--- Article ---

Une Suisse sans armée n° 36, hiver 1997, pp. 6-7

Démission:

La presse a donné une large place à la démission du GSsA d'Andreas Gross et de trois autres militants. Si nous publions ici la lettre d'adieu de ces quatre militants et une réponse ouverte, signée par quelques militants du GSsA, c'est d'une part pour répondre à un besoin de transparence, et d'autre part parce que ces lettres contiennent des arguments qui font partie du débat autour de nos initiatives. (Les illustrations sont de la rédaction.)

Lettre d'adieu au GSsA

Chers membres du GSsA,

Dimanche prochain, par une grande majorité des présents, vous allez décider le lancement l'année prochaine d'une nouvelle initiative populaire pour l'abolition de l'armée. Comme nous l'avons répété continuellement ces deux dernières années, nous sommes convaincus qu'une nouvelle initiative pour l'abolition ne sera pas en mesure de faire avancer les réformes dans la politique de paix de la Suisse.

Nous ne réussissons pas à vous transmettre cette conviction. Vous insistez à vouloir lancer une deuxième initiative pour l'abolition. Cela est votre bon droit. Toutefois nous ne voulons rien avoir à faire avec cette initiative, ni être identifiés avec elle. Pour ne laisser surgir aucun doute dans ce sens, dimanche à midi nous quitterons le GSsA, si la décision de lancement est prise.

Vous ne devriez pas trop sous-estimer la déclaration de nos démissions en raison d'au moins deux considérations. Comme vous, nous sommes aussi toujours convaincus qu'à l'intérieur comme à l'extérieur une Suisse sans armée pourrait faire plus pour la paix, c'est à dire pour augmenter les possibilités de vie pour le plus grand nombre d'êtres humains, qu'une Suisse avec armée. Nous sommes plus que jamais conscients que seuls des citoyennes et citoyens actifs et engagés, peuvent changer notre monde pour le meilleur. Nous ne confondons pas les possibilités de réforme d'une société avec celles de cercles restreints. Nos expériences dans différents parlements et commissions de la Suisse officielle n'ont que renforcé nos convictions dans ce sens.

Nous ne voulons pas vous cacher que cet adieu est tout sauf facile pour nous. Il est même douloureux. Pendant presque quinze ans nous avons tout de même consacré beaucoup de notre temps au GSsA, dans lequel nous avons pu faire des expériences uniques et avec lequel nous avons pu nous identifier politiquement.

--- Enregistrements de données ---

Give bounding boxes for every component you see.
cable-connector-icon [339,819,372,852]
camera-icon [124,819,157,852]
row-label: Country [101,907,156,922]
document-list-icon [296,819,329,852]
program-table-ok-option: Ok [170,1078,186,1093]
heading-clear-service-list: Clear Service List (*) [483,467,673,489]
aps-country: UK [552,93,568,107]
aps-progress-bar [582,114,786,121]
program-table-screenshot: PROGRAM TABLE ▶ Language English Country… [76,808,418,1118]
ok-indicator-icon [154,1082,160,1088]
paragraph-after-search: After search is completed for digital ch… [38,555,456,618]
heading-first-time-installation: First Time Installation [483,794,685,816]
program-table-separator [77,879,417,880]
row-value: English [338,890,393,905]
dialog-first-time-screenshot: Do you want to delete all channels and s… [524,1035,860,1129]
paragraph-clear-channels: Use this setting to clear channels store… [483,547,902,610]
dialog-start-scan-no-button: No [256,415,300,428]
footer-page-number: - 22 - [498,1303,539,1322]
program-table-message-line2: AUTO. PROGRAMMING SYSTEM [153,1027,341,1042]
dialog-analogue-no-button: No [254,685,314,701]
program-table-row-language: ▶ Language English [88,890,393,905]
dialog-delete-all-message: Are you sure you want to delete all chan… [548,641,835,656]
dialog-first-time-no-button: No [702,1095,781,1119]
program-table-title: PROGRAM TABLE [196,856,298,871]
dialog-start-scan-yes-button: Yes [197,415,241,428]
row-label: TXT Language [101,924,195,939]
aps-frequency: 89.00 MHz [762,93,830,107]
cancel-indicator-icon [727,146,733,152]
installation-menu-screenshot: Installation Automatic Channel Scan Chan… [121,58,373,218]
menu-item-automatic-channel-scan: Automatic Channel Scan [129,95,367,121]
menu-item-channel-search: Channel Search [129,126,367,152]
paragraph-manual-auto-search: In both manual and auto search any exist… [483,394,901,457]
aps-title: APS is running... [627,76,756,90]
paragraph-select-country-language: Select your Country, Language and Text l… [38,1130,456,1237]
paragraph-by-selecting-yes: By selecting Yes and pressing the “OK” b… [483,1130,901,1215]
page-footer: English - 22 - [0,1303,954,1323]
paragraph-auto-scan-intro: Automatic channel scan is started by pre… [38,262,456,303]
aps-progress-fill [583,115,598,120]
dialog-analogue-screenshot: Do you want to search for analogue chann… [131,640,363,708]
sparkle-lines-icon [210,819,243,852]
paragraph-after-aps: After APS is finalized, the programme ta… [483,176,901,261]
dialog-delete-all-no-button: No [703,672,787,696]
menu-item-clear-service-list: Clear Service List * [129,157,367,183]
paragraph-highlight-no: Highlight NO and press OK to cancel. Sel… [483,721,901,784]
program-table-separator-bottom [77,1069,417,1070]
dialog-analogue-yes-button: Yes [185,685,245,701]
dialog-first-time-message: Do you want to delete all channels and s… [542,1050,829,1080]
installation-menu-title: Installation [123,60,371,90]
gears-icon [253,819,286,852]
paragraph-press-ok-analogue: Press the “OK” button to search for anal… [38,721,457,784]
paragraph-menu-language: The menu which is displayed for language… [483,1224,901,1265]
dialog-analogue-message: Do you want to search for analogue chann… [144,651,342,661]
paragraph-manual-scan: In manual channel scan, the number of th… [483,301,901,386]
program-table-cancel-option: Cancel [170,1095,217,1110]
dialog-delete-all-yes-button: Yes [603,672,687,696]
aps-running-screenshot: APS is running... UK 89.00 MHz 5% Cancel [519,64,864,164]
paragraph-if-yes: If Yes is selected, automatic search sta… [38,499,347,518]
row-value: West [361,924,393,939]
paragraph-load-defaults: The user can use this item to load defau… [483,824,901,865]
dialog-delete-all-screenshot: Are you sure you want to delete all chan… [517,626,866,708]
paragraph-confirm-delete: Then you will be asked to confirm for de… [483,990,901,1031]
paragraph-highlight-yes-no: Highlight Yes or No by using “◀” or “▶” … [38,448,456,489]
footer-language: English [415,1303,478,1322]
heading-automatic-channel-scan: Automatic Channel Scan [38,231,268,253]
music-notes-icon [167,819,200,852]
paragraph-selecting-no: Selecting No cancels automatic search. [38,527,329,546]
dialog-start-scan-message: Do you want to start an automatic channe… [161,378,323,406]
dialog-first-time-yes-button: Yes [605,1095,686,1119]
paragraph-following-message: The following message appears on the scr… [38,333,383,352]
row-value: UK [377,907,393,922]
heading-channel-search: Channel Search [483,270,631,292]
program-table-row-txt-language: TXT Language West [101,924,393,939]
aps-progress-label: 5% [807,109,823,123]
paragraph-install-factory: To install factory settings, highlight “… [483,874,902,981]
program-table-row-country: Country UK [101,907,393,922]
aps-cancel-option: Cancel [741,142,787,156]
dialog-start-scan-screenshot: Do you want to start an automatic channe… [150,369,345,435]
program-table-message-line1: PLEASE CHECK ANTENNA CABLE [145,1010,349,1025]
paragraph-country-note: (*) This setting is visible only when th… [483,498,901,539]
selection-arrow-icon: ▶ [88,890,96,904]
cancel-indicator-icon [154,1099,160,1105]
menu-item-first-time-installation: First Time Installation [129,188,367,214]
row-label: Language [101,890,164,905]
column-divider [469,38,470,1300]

---

◆ Consigne:
Extrayez mot pour mot de l'article le passage qui commence par "Une Suisse sans armée n°" et se poursuit jusqu'à "de la rédaction.)".

◆ Réponse finale:
Une Suisse sans armée n° 36, hiver 1997, pp. 6-7

Démission:

La presse a donné une large place à la démission du GSsA d'Andreas Gross et de trois autres militants. Si nous publions ici la lettre d'adieu de ces quatre militants et une réponse ouverte, signée par quelques militants du GSsA, c'est d'une part pour répondre à un besoin de transparence, et d'autre part parce que ces lettres contiennent des arguments qui font partie du débat autour de nos initiatives. (Les illustrations sont de la rédaction.)